| WHAT IS REQUIRED |
Return every line of the data below that includes the string "Ciceronis".

(Collected data)
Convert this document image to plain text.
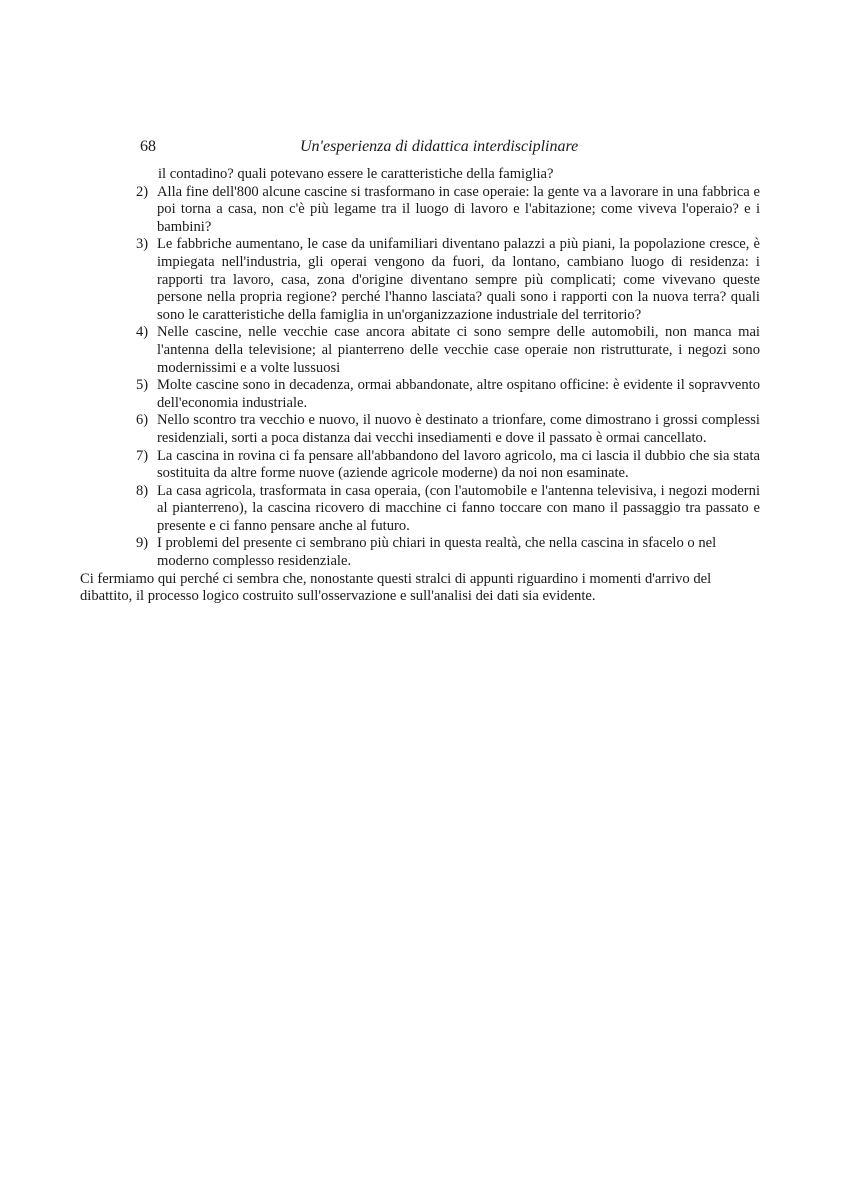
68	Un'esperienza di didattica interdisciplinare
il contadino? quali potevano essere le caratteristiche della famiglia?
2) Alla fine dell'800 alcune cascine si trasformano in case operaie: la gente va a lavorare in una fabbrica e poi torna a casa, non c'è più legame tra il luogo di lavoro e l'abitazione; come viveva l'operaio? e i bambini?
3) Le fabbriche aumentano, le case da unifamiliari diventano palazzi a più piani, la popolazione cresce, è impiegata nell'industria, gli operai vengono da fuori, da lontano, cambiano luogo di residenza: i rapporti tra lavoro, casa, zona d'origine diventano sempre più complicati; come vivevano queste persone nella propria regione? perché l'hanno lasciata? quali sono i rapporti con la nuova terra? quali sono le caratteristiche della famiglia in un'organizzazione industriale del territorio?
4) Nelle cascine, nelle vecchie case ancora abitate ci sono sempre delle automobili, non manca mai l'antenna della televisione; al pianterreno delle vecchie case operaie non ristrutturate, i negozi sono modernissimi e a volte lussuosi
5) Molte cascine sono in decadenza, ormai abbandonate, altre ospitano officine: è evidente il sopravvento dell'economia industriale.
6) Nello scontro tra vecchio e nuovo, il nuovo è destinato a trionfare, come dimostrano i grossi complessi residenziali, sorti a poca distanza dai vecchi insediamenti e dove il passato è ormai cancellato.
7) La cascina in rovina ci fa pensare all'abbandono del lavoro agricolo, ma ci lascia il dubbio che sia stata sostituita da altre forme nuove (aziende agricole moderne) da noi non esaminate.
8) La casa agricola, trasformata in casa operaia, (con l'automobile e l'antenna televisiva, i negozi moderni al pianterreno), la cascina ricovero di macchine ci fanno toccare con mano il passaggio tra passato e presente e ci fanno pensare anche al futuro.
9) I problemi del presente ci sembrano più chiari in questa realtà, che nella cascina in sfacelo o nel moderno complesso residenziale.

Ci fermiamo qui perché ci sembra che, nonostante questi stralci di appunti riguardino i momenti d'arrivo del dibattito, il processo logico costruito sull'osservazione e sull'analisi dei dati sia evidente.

...

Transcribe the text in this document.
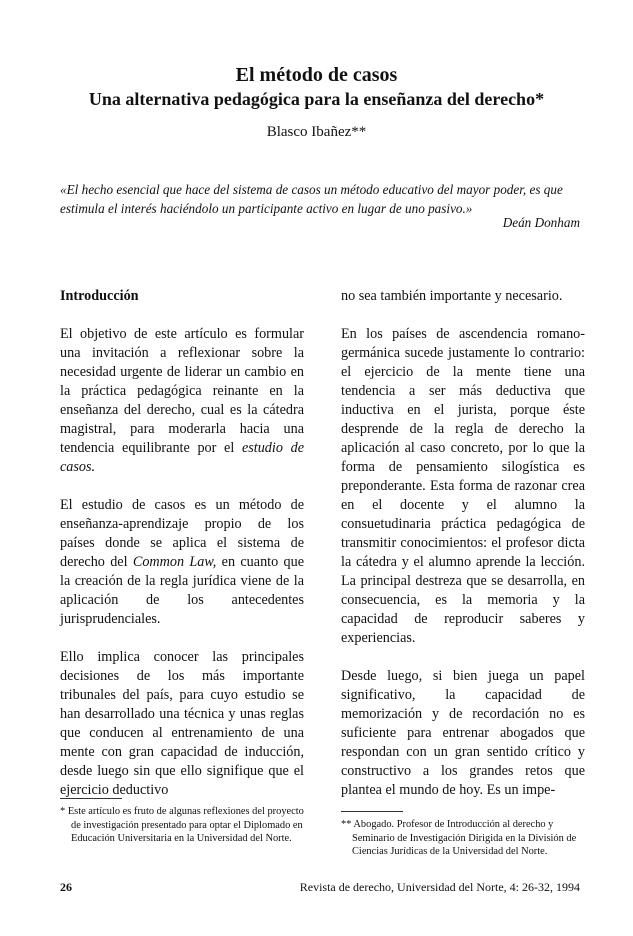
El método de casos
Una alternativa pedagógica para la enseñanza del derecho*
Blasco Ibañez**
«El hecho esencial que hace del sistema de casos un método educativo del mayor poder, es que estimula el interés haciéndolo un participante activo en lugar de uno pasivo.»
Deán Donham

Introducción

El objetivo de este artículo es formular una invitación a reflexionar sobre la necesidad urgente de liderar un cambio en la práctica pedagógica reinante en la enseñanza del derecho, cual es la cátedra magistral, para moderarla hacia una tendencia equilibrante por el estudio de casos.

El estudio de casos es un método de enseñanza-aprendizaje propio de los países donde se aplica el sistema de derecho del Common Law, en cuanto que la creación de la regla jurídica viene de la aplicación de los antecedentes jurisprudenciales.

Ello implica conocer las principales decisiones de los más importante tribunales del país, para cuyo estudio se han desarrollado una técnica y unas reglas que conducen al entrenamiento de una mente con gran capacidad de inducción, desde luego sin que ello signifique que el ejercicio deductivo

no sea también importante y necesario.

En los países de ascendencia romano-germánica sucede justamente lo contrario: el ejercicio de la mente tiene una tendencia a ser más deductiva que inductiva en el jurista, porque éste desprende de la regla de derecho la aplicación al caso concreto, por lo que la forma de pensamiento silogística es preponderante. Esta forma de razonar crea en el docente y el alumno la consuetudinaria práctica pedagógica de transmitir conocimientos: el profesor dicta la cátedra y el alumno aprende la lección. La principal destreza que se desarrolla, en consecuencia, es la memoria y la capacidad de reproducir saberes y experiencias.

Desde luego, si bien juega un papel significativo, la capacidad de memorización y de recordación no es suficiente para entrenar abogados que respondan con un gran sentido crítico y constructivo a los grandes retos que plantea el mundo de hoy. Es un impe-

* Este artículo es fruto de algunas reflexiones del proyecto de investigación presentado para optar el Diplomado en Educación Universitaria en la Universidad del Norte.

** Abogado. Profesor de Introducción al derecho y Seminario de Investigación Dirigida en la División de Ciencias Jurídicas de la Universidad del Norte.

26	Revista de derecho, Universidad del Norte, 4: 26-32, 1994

---

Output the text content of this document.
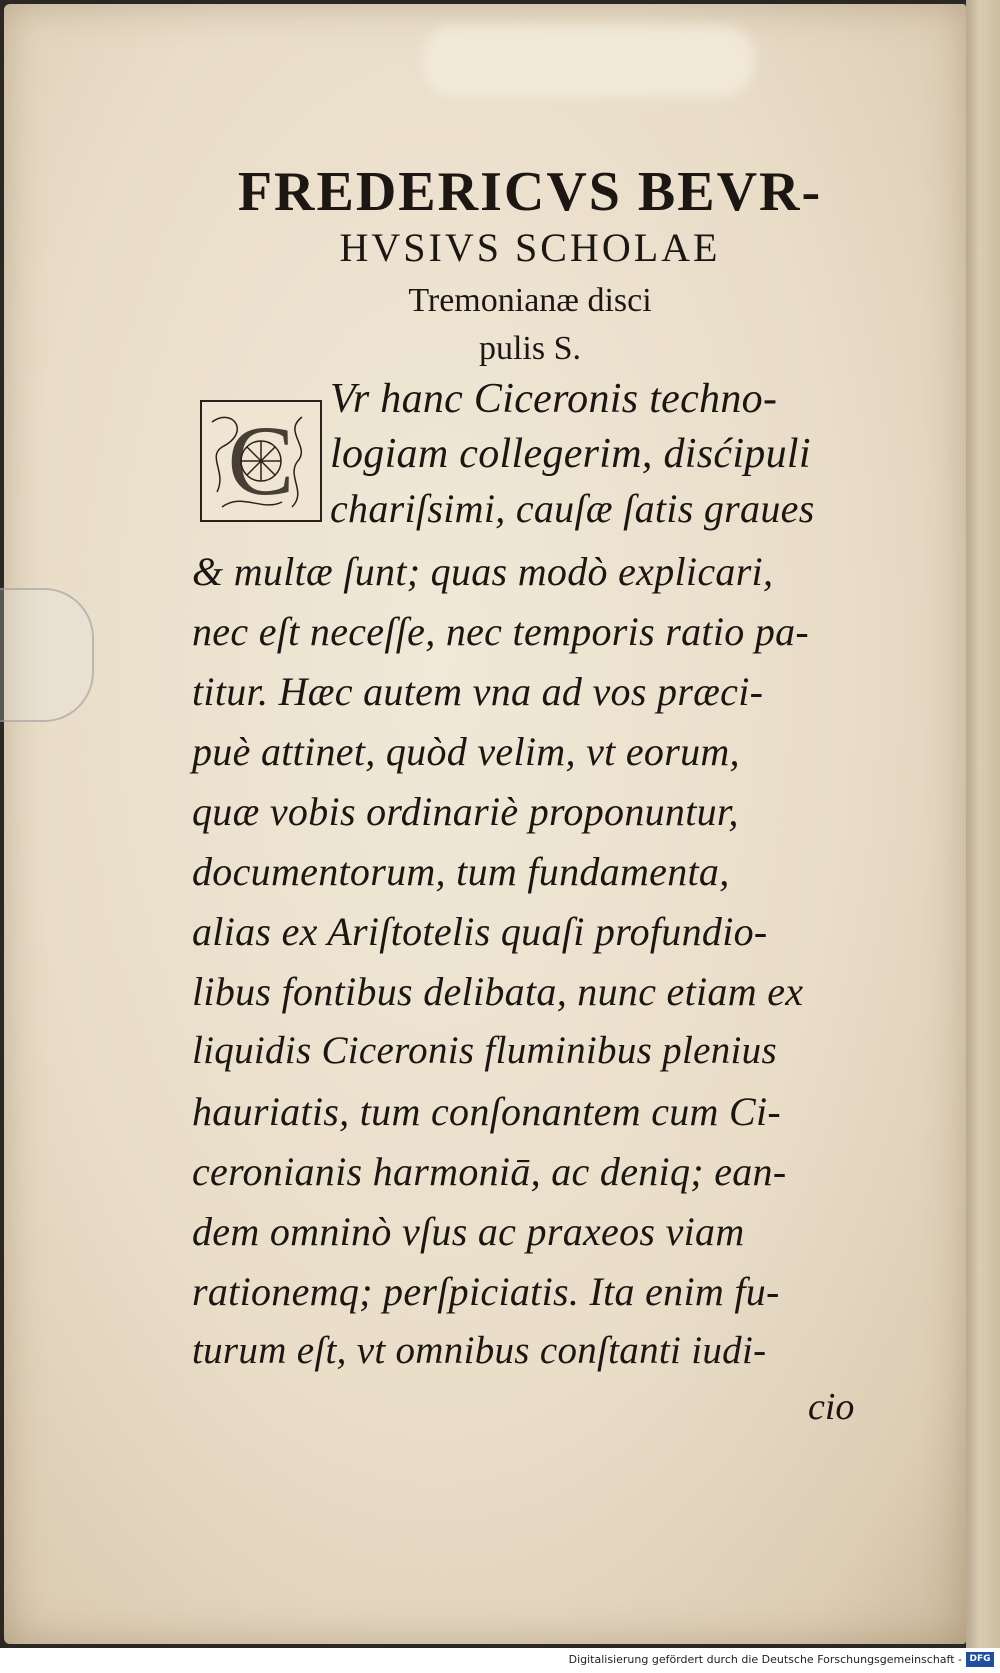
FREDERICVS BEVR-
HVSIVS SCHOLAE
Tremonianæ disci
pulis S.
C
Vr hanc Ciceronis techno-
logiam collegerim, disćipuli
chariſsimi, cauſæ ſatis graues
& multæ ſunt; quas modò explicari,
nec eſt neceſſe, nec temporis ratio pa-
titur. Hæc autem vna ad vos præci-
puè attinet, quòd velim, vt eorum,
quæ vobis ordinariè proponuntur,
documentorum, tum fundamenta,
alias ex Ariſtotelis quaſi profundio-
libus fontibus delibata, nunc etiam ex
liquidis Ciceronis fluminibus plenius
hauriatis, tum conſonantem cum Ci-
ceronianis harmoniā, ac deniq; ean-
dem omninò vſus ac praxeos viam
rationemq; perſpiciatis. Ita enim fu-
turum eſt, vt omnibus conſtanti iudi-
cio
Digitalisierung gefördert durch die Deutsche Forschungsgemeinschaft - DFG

| COMPLETED EXERCISE |
Vr hanc Ciceronis techno-
liquidis Ciceronis fluminibus plenius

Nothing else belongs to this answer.